◆ Request: Pull out each line of the records holding the string "JSON".

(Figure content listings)
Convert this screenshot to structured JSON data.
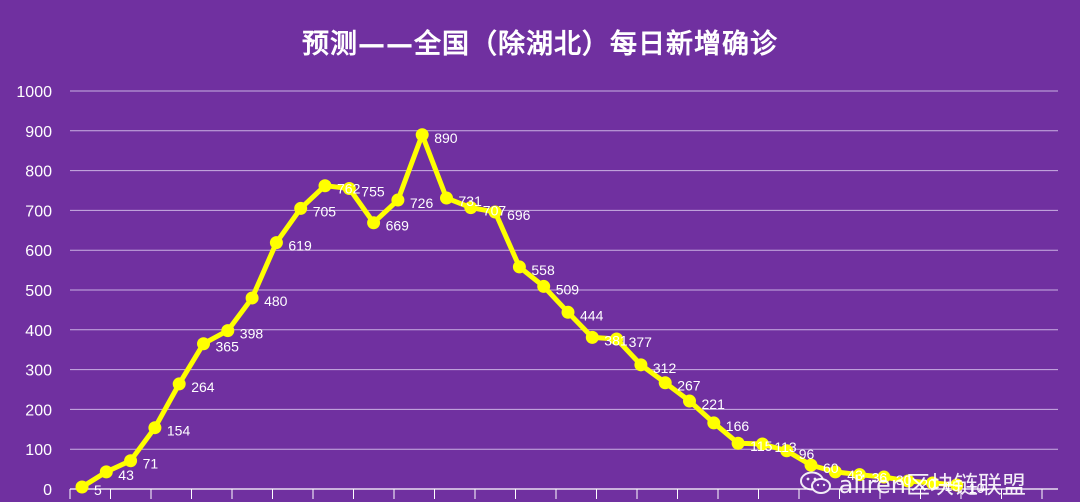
{
  "chart_data": {
    "type": "line",
    "title": "预测——全国（除湖北）每日新增确诊",
    "ylim": [
      0,
      1000
    ],
    "yticks": [
      0,
      100,
      200,
      300,
      400,
      500,
      600,
      700,
      800,
      900,
      1000
    ],
    "grid": true,
    "legend": "none",
    "series": [
      {
        "color": "#ffff00",
        "values": [
          5,
          43,
          71,
          154,
          264,
          365,
          398,
          480,
          619,
          705,
          762,
          755,
          669,
          726,
          890,
          731,
          707,
          696,
          558,
          509,
          444,
          381,
          377,
          312,
          267,
          221,
          166,
          115,
          113,
          96,
          60,
          43,
          36,
          30,
          20,
          15,
          10
        ],
        "labels": [
          "5",
          "43",
          "71",
          "154",
          "264",
          "365",
          "398",
          "480",
          "619",
          "705",
          "762",
          "755",
          "669",
          "726",
          "890",
          "731",
          "707",
          "696",
          "558",
          "509",
          "444",
          "381",
          "377",
          "312",
          "267",
          "221",
          "166",
          "115",
          "113",
          "96",
          "60",
          "43",
          "36",
          "30",
          "20",
          "15",
          "10"
        ]
      }
    ]
  },
  "watermark": {
    "text": "aliren区块链联盟",
    "icon": "wechat-icon"
  },
  "colors": {
    "background": "#7030a0",
    "line": "#ffff00",
    "grid": "#d9c7ee"
  }
}
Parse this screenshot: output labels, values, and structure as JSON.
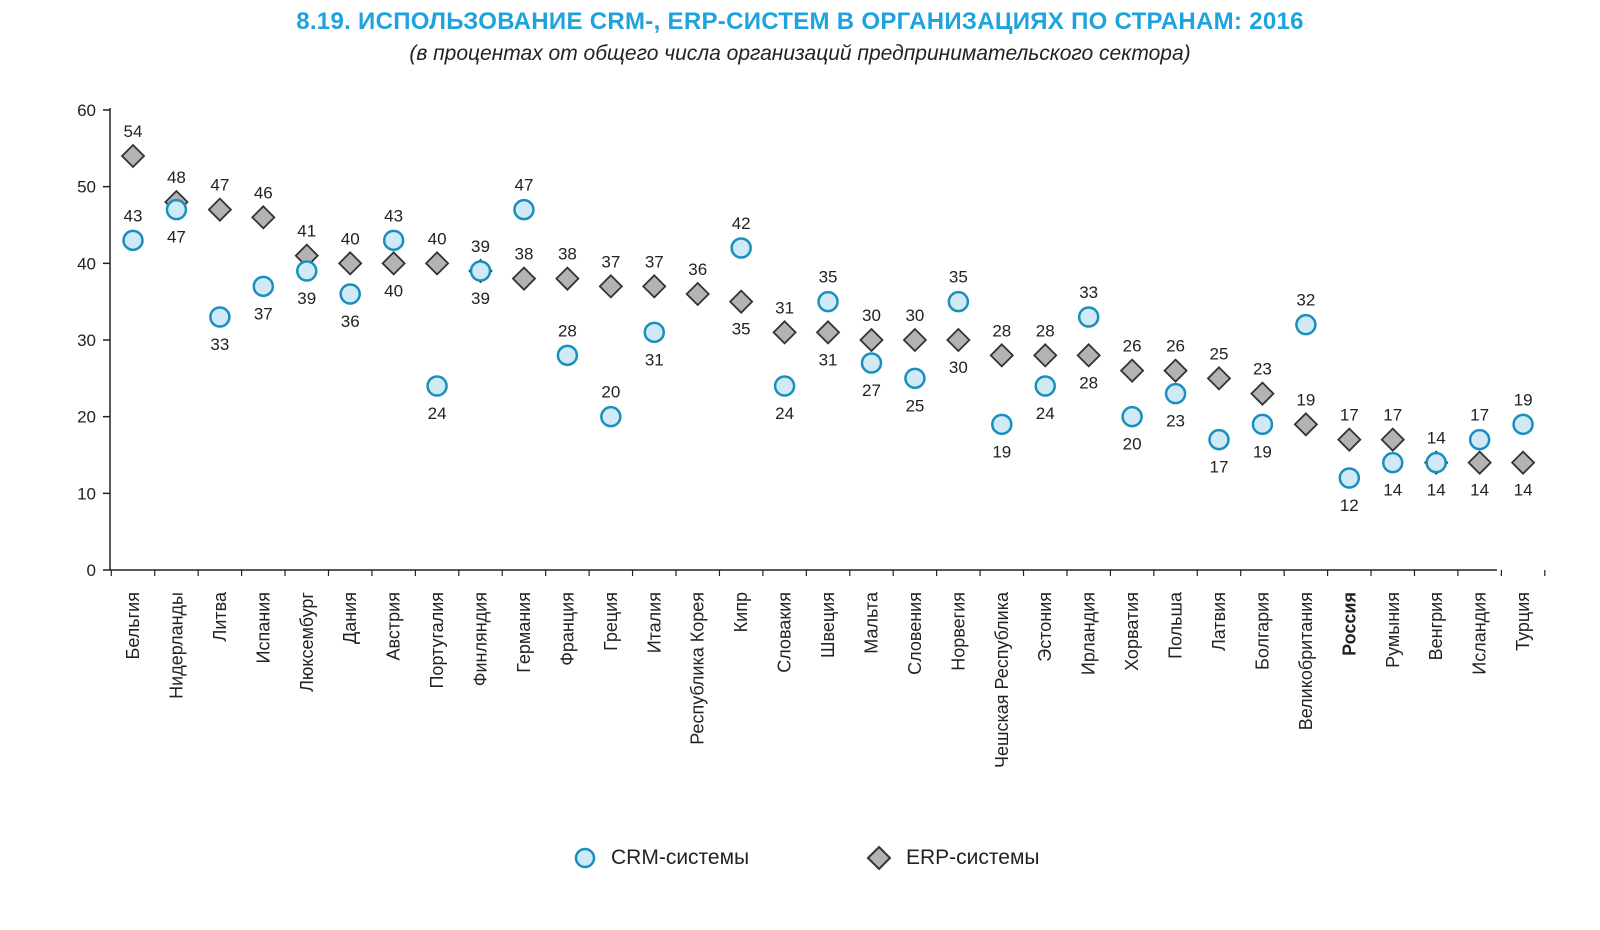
{
  "title": "8.19. ИСПОЛЬЗОВАНИЕ CRM-, ERP-СИСТЕМ В ОРГАНИЗАЦИЯХ ПО СТРАНАМ: 2016",
  "subtitle": "(в процентах от общего числа организаций предпринимательского сектора)",
  "colors": {
    "title": "#1fa3dd",
    "crm_fill": "#cfeaf5",
    "crm_stroke": "#1a8fbf",
    "erp_fill": "#b3b3b3",
    "erp_stroke": "#333333"
  },
  "legend": {
    "crm_label": "CRM-системы",
    "erp_label": "ERP-системы",
    "crm_icon": "circle-marker-icon",
    "erp_icon": "diamond-marker-icon"
  },
  "chart_data": {
    "type": "scatter",
    "title": "8.19. ИСПОЛЬЗОВАНИЕ CRM-, ERP-СИСТЕМ В ОРГАНИЗАЦИЯХ ПО СТРАНАМ: 2016",
    "subtitle": "(в процентах от общего числа организаций предпринимательского сектора)",
    "xlabel": "",
    "ylabel": "",
    "ylim": [
      0,
      60
    ],
    "yticks": [
      0,
      10,
      20,
      30,
      40,
      50,
      60
    ],
    "grid": false,
    "legend_position": "bottom",
    "categories": [
      "Бельгия",
      "Нидерланды",
      "Литва",
      "Испания",
      "Люксембург",
      "Дания",
      "Австрия",
      "Португалия",
      "Финляндия",
      "Германия",
      "Франция",
      "Греция",
      "Италия",
      "Республика Корея",
      "Кипр",
      "Словакия",
      "Швеция",
      "Мальта",
      "Словения",
      "Норвегия",
      "Чешская Республика",
      "Эстония",
      "Ирландия",
      "Хорватия",
      "Польша",
      "Латвия",
      "Болгария",
      "Великобритания",
      "Россия",
      "Румыния",
      "Венгрия",
      "Исландия",
      "Турция"
    ],
    "bold_categories": [
      "Россия"
    ],
    "series": [
      {
        "name": "CRM-системы",
        "marker": "circle",
        "values": [
          43,
          47,
          33,
          37,
          39,
          36,
          43,
          24,
          39,
          47,
          28,
          20,
          31,
          null,
          42,
          24,
          35,
          27,
          25,
          35,
          19,
          24,
          33,
          20,
          23,
          17,
          19,
          32,
          12,
          14,
          14,
          17,
          19
        ]
      },
      {
        "name": "ERP-системы",
        "marker": "diamond",
        "values": [
          54,
          48,
          47,
          46,
          41,
          40,
          40,
          40,
          39,
          38,
          38,
          37,
          37,
          36,
          35,
          31,
          31,
          30,
          30,
          30,
          28,
          28,
          28,
          26,
          26,
          25,
          23,
          19,
          17,
          17,
          14,
          14,
          14
        ]
      }
    ],
    "crm_label_above": [
      true,
      false,
      false,
      false,
      false,
      false,
      true,
      false,
      false,
      true,
      true,
      true,
      false,
      false,
      true,
      false,
      true,
      false,
      false,
      true,
      false,
      false,
      true,
      false,
      false,
      false,
      false,
      true,
      false,
      false,
      false,
      true,
      true
    ],
    "erp_label_above": [
      true,
      true,
      true,
      true,
      true,
      true,
      false,
      true,
      true,
      true,
      true,
      true,
      true,
      true,
      false,
      true,
      false,
      true,
      true,
      false,
      true,
      true,
      false,
      true,
      true,
      true,
      true,
      true,
      true,
      true,
      true,
      false,
      false
    ]
  }
}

◆ Solution for this exercise:
Convert this screenshot to structured JSON data.
Parse this screenshot: output labels, values, and structure as JSON.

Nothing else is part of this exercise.